Copy each line of the entries beneath that contains the word "this".
## begin
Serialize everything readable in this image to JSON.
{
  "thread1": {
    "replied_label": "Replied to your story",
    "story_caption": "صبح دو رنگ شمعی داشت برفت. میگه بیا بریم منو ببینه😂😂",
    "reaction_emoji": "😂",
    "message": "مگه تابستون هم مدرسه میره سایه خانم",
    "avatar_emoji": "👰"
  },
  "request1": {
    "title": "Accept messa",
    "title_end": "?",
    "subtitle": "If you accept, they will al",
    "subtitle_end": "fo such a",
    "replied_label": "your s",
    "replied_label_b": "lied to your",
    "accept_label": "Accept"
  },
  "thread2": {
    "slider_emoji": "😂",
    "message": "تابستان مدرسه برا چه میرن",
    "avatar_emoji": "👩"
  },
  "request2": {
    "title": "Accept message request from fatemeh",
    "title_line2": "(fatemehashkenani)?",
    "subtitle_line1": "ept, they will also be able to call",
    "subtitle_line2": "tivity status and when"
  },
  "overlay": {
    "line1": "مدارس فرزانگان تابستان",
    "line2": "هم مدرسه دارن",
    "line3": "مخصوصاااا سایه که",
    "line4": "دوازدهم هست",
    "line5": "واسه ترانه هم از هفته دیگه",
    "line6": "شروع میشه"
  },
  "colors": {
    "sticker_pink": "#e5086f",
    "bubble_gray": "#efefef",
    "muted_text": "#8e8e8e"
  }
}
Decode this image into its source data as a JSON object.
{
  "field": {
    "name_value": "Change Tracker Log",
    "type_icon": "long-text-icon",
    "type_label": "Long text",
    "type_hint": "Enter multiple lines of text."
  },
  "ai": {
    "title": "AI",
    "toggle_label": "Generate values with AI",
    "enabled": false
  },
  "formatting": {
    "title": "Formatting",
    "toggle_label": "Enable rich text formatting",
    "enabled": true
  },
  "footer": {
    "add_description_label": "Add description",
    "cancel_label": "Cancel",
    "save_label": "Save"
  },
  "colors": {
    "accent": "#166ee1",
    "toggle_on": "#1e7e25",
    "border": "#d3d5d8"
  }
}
## end
ANSWER FOR THE TASK:
Serialize everything readable in this image to JSON.
Decode this image into its source data as a JSON object.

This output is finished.